### Task directions
Work out how many lines of the data hold the string "sjednicu", and reply with that number alone.

▼▼▼

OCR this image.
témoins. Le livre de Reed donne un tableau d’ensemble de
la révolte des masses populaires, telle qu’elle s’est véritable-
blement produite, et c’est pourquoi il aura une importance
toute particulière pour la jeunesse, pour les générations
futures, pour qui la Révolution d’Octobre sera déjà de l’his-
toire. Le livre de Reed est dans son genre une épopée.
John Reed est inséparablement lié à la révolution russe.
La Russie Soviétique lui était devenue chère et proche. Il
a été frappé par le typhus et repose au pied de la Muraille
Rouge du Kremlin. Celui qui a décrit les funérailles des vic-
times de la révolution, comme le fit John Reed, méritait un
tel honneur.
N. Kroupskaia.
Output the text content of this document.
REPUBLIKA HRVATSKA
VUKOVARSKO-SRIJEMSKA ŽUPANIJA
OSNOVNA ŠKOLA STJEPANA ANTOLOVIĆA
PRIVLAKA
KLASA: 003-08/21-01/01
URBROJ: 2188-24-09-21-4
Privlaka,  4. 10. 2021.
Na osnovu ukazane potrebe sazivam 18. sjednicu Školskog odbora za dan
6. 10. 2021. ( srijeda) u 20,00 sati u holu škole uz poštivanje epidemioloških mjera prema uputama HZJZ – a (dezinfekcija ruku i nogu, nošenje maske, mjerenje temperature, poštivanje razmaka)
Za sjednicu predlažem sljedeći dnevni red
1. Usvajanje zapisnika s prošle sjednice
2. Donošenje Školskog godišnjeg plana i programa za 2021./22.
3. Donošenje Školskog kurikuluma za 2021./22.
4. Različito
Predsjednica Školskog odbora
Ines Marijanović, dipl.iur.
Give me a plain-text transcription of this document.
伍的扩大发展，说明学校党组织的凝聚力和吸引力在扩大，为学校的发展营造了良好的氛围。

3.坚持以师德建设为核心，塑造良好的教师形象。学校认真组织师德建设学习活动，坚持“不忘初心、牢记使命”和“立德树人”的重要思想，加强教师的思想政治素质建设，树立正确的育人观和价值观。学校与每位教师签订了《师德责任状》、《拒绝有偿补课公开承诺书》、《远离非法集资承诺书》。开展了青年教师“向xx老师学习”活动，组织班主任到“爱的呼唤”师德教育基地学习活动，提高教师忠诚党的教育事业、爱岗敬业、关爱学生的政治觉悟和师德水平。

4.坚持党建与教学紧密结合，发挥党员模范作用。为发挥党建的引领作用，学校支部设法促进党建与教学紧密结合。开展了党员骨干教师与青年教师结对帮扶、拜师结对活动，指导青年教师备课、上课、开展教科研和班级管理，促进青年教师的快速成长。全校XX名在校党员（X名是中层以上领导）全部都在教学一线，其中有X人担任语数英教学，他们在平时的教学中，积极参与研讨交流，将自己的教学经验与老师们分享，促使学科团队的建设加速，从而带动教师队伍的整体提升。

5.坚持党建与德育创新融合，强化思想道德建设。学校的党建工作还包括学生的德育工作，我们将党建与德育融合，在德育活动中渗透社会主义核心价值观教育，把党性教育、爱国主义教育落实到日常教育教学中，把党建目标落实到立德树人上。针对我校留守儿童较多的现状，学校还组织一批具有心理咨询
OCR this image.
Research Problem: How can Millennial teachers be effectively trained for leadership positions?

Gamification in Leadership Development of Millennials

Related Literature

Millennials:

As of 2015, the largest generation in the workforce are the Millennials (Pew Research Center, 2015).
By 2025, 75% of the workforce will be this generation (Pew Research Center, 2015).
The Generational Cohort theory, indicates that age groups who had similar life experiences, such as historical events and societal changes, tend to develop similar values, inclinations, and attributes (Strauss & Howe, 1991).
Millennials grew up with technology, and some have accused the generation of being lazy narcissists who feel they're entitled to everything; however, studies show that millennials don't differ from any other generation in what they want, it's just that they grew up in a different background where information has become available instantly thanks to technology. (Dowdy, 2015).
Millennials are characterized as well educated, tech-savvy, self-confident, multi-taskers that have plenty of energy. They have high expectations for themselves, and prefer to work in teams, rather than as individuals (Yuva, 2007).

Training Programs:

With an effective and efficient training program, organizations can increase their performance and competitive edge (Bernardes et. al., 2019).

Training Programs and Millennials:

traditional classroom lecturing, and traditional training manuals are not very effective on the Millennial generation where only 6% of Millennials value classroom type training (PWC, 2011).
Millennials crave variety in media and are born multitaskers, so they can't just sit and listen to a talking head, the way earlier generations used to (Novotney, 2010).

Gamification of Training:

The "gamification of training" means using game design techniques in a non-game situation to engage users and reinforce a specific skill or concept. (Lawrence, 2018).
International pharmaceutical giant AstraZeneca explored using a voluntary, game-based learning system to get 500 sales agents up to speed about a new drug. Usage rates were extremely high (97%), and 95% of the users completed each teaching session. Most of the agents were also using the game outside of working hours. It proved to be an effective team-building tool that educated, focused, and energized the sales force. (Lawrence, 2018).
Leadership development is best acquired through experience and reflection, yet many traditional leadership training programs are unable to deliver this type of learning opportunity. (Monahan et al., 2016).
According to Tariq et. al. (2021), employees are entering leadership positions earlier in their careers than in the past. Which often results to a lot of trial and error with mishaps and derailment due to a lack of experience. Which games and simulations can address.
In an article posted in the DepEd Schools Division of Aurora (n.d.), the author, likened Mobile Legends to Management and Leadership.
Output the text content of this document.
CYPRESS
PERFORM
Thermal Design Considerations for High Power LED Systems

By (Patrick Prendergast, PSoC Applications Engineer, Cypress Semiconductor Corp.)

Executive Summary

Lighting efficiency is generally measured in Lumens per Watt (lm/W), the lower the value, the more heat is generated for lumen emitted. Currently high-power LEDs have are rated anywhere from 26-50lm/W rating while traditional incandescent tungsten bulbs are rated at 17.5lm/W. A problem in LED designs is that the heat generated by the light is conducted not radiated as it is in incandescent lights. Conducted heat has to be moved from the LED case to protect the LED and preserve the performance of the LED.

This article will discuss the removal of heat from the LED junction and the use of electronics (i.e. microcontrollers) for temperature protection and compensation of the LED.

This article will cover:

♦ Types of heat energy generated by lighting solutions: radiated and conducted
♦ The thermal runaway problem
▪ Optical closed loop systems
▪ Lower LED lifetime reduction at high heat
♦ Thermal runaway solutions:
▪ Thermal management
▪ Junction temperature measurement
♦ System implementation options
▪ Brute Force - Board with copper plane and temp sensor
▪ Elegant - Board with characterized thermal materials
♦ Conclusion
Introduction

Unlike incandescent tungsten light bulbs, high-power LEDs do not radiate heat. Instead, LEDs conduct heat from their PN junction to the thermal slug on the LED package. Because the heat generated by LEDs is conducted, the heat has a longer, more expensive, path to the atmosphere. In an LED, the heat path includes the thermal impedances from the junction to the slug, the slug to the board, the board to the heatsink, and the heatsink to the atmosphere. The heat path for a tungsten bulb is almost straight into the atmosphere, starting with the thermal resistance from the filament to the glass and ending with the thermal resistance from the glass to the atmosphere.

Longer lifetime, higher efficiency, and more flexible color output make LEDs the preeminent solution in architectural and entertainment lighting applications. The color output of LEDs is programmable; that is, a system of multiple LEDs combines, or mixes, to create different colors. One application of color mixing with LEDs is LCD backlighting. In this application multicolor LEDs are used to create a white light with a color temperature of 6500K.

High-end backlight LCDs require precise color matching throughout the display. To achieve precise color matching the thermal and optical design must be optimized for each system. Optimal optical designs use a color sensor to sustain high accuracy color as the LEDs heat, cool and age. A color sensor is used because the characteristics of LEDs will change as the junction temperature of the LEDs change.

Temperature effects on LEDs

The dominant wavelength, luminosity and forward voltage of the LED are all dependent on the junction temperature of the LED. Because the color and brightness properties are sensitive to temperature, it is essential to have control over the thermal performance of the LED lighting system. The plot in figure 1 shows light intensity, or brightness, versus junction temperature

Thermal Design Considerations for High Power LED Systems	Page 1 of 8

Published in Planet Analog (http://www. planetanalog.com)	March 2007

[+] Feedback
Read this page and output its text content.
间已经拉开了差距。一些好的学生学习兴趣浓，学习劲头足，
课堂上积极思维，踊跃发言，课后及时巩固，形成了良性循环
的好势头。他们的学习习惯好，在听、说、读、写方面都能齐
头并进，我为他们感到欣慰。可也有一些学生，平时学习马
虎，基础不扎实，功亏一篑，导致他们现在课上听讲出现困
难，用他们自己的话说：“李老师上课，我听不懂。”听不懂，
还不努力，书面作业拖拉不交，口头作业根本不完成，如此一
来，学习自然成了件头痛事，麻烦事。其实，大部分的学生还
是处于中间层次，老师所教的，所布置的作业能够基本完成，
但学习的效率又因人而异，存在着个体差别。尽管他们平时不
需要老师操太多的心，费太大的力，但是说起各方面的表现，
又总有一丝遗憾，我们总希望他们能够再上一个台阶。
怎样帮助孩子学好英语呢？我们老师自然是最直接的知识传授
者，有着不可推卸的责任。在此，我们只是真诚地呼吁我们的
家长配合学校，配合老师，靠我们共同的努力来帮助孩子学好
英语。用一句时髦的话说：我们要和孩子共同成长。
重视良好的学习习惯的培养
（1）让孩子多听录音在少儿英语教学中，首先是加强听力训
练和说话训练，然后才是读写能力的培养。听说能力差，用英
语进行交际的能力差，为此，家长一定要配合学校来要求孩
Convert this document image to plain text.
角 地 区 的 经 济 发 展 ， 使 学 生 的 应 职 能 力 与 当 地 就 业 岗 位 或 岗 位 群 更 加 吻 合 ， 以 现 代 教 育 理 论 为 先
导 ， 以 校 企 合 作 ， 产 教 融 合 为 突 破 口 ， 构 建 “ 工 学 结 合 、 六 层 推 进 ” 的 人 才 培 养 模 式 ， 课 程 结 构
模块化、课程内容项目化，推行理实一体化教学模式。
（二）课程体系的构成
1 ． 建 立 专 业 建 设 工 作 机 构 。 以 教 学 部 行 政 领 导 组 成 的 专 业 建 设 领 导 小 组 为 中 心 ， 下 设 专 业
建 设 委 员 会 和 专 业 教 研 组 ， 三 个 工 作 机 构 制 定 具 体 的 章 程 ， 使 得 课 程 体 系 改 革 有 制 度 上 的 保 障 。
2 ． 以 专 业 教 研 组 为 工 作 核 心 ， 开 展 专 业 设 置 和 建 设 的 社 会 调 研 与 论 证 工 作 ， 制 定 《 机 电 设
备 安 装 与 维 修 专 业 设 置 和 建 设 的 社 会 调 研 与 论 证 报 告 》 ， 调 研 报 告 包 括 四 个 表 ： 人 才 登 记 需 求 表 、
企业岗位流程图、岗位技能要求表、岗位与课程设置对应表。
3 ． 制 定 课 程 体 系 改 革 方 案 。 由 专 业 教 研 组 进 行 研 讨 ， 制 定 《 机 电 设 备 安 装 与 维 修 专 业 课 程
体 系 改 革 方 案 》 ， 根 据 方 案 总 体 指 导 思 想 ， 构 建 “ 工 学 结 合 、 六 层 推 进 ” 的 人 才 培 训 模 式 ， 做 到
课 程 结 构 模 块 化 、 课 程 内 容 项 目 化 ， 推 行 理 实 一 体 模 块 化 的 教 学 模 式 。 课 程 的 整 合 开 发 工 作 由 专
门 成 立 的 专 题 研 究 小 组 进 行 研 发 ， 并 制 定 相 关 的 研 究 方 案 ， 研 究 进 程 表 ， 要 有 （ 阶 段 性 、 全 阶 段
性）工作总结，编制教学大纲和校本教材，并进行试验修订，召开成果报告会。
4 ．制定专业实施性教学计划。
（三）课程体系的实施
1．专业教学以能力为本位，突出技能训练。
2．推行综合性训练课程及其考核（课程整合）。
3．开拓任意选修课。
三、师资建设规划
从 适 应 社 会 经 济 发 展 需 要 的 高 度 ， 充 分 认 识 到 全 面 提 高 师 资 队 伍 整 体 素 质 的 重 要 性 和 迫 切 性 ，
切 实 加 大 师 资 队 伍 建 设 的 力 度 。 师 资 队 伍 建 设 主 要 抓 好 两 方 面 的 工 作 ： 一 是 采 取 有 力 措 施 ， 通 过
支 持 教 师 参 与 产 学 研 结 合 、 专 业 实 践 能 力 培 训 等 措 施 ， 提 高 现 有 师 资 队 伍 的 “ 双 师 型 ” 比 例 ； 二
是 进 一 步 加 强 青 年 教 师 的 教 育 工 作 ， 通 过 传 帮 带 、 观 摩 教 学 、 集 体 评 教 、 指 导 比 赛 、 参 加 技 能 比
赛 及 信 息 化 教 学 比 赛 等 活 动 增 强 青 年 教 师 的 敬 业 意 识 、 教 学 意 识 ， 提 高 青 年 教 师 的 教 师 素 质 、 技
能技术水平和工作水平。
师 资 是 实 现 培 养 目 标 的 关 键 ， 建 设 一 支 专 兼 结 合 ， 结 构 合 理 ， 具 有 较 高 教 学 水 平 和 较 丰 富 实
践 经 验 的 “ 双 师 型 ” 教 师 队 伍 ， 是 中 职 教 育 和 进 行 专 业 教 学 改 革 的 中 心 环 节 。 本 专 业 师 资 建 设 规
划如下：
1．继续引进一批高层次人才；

▲▲▲

### Full output
2